──────── EXTRACTED ENTRIES ────────

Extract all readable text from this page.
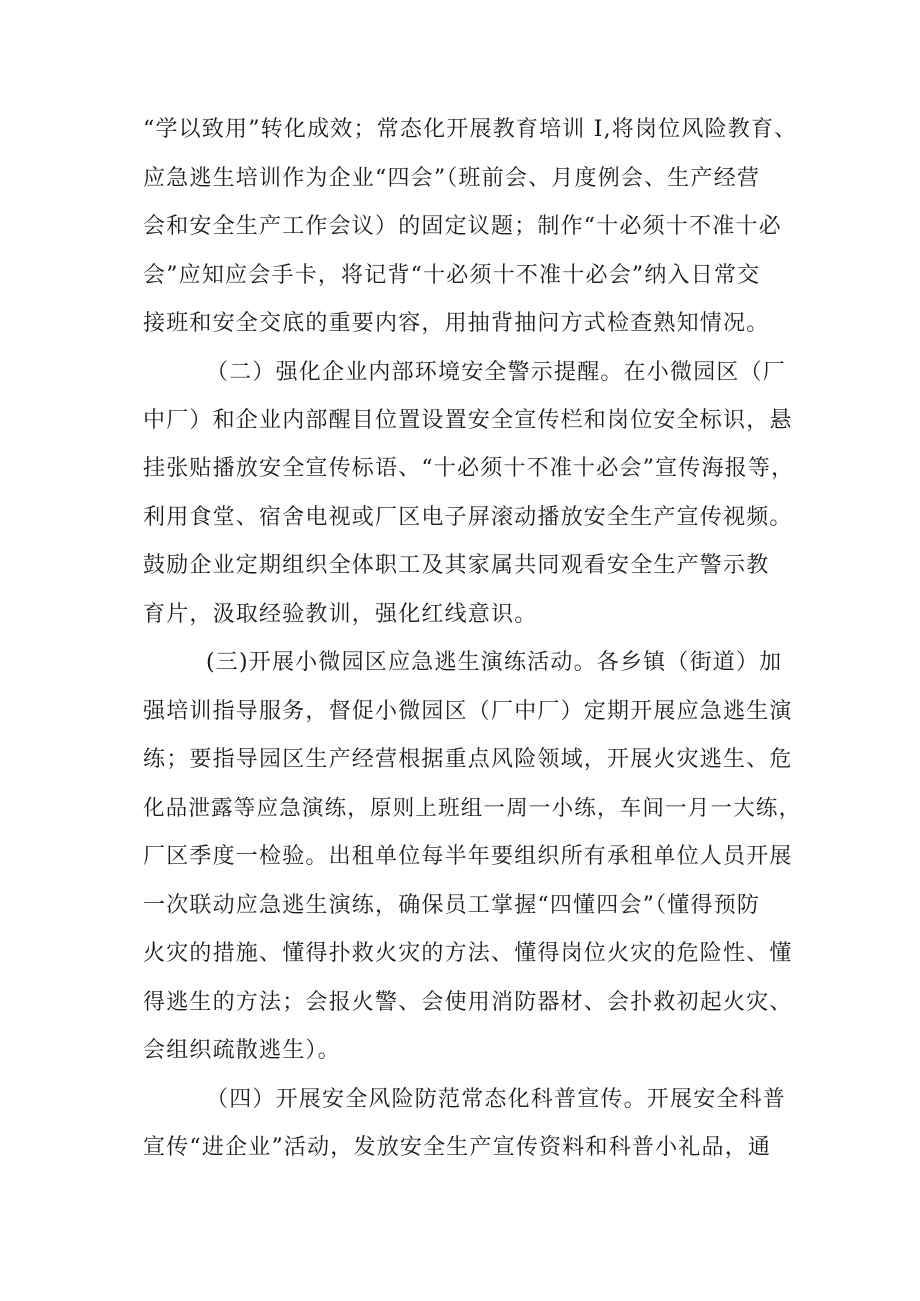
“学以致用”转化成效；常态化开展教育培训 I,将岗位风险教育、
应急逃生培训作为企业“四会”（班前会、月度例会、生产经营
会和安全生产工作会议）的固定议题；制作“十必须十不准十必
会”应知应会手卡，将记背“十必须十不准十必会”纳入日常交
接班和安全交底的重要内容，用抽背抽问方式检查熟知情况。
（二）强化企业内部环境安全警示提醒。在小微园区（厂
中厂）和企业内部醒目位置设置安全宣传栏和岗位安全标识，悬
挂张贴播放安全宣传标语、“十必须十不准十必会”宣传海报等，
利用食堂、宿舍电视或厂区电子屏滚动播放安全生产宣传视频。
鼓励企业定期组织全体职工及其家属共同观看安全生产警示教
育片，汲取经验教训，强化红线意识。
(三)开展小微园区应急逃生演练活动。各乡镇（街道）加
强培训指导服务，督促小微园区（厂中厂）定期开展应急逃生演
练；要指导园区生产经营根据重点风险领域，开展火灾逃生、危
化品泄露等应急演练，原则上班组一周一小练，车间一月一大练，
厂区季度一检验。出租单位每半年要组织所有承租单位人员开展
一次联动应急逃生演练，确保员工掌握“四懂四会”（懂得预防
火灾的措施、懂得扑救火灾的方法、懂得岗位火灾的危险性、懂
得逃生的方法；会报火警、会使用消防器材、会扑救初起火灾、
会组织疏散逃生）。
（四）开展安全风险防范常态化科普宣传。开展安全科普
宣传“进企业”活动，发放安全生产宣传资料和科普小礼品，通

────────

Spot every line that holds "十必须十不准十必会" and copy it.

• **RESPONSE FOR THIS EXERCISE**:
会”应知应会手卡，将记背“十必须十不准十必会”纳入日常交
挂张贴播放安全宣传标语、“十必须十不准十必会”宣传海报等，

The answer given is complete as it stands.